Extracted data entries
▬▬▬▬▬▬
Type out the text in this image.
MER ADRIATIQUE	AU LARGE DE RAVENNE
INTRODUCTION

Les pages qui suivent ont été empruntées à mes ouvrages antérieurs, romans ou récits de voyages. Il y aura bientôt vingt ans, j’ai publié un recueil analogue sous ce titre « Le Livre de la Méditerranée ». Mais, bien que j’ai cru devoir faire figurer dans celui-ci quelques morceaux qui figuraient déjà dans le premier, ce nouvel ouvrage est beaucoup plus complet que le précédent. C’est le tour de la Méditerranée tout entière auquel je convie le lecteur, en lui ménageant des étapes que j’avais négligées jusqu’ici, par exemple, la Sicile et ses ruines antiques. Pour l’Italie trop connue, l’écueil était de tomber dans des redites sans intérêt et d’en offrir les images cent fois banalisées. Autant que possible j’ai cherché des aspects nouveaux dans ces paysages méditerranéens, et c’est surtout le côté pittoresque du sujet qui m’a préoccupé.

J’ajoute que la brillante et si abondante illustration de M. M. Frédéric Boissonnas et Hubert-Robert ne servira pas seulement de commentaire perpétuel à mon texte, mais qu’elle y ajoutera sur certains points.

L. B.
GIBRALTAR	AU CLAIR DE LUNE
▬▬▬▬▬▬
* _REQUIRED TASK_:
In full and verbatim, repeat the records given above.

* _RESPONSE_:
Type out the text in this image.
MER ADRIATIQUE	AU LARGE DE RAVENNE
INTRODUCTION

Les pages qui suivent ont été empruntées à mes ouvrages antérieurs, romans ou récits de voyages. Il y aura bientôt vingt ans, j’ai publié un recueil analogue sous ce titre « Le Livre de la Méditerranée ». Mais, bien que j’ai cru devoir faire figurer dans celui-ci quelques morceaux qui figuraient déjà dans le premier, ce nouvel ouvrage est beaucoup plus complet que le précédent. C’est le tour de la Méditerranée tout entière auquel je convie le lecteur, en lui ménageant des étapes que j’avais négligées jusqu’ici, par exemple, la Sicile et ses ruines antiques. Pour l’Italie trop connue, l’écueil était de tomber dans des redites sans intérêt et d’en offrir les images cent fois banalisées. Autant que possible j’ai cherché des aspects nouveaux dans ces paysages méditerranéens, et c’est surtout le côté pittoresque du sujet qui m’a préoccupé.

J’ajoute que la brillante et si abondante illustration de M. M. Frédéric Boissonnas et Hubert-Robert ne servira pas seulement de commentaire perpétuel à mon texte, mais qu’elle y ajoutera sur certains points.

L. B.
GIBRALTAR	AU CLAIR DE LUNE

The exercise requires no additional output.